EXERCISE DESCRIPTION: How many lines of the data hold the word "text"? State the number and nothing else.

DATA FOR THE TASK:

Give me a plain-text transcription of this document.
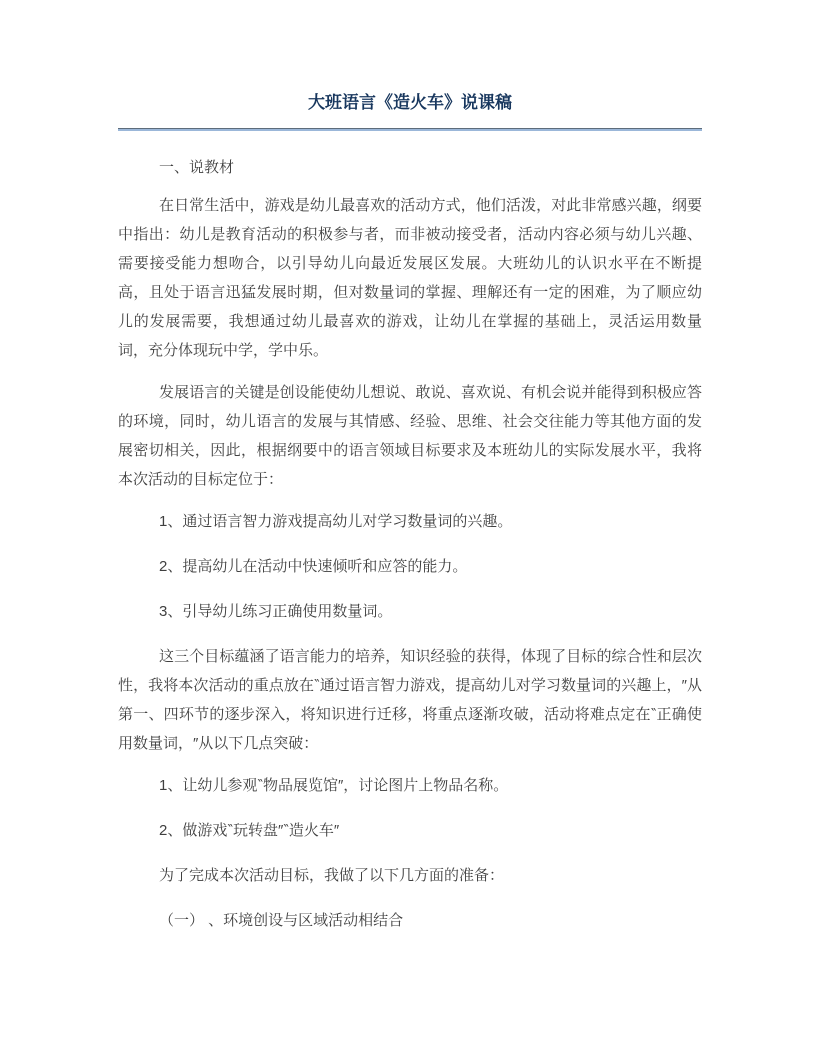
大班语言《造火车》说课稿
一、说教材

在日常生活中，游戏是幼儿最喜欢的活动方式，他们活泼，对此非常感兴趣，纲要中指出：幼儿是教育活动的积极参与者，而非被动接受者，活动内容必须与幼儿兴趣、需要接受能力想吻合，以引导幼儿向最近发展区发展。大班幼儿的认识水平在不断提高，且处于语言迅猛发展时期，但对数量词的掌握、理解还有一定的困难，为了顺应幼儿的发展需要，我想通过幼儿最喜欢的游戏，让幼儿在掌握的基础上，灵活运用数量词，充分体现玩中学，学中乐。

发展语言的关键是创设能使幼儿想说、敢说、喜欢说、有机会说并能得到积极应答的环境，同时，幼儿语言的发展与其情感、经验、思维、社会交往能力等其他方面的发展密切相关，因此，根据纲要中的语言领域目标要求及本班幼儿的实际发展水平，我将本次活动的目标定位于：

1、通过语言智力游戏提高幼儿对学习数量词的兴趣。

2、提高幼儿在活动中快速倾听和应答的能力。

3、引导幼儿练习正确使用数量词。

这三个目标蕴涵了语言能力的培养，知识经验的获得，体现了目标的综合性和层次性，我将本次活动的重点放在‶通过语言智力游戏，提高幼儿对学习数量词的兴趣上，″从第一、四环节的逐步深入，将知识进行迁移，将重点逐渐攻破，活动将难点定在‶正确使用数量词，″从以下几点突破：

1、让幼儿参观‶物品展览馆″，讨论图片上物品名称。

2、做游戏‶玩转盘″‶造火车″

为了完成本次活动目标，我做了以下几方面的准备：

（一） 、环境创设与区域活动相结合
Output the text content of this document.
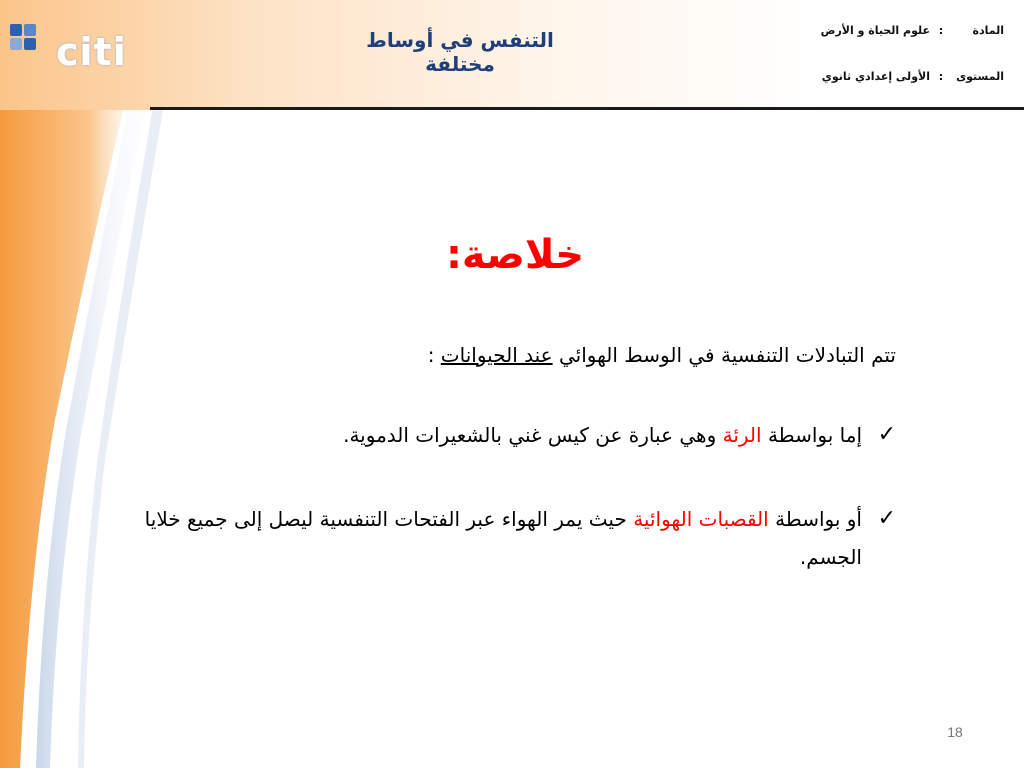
citi	التنفس في أوساط مختلفة
المادة
:
علوم الحياة و الأرض
المستوى
:
الأولى إعدادي ثانوي
خلاصة:
تتم التبادلات التنفسية في الوسط الهوائي عند الحيوانات :
✓
إما بواسطة الرئة وهي عبارة عن كيس غني بالشعيرات الدموية.
✓
أو بواسطة القصبات الهوائية حيث يمر الهواء عبر الفتحات التنفسية ليصل إلى جميع خلايا الجسم.
18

FULL ANSWER: 2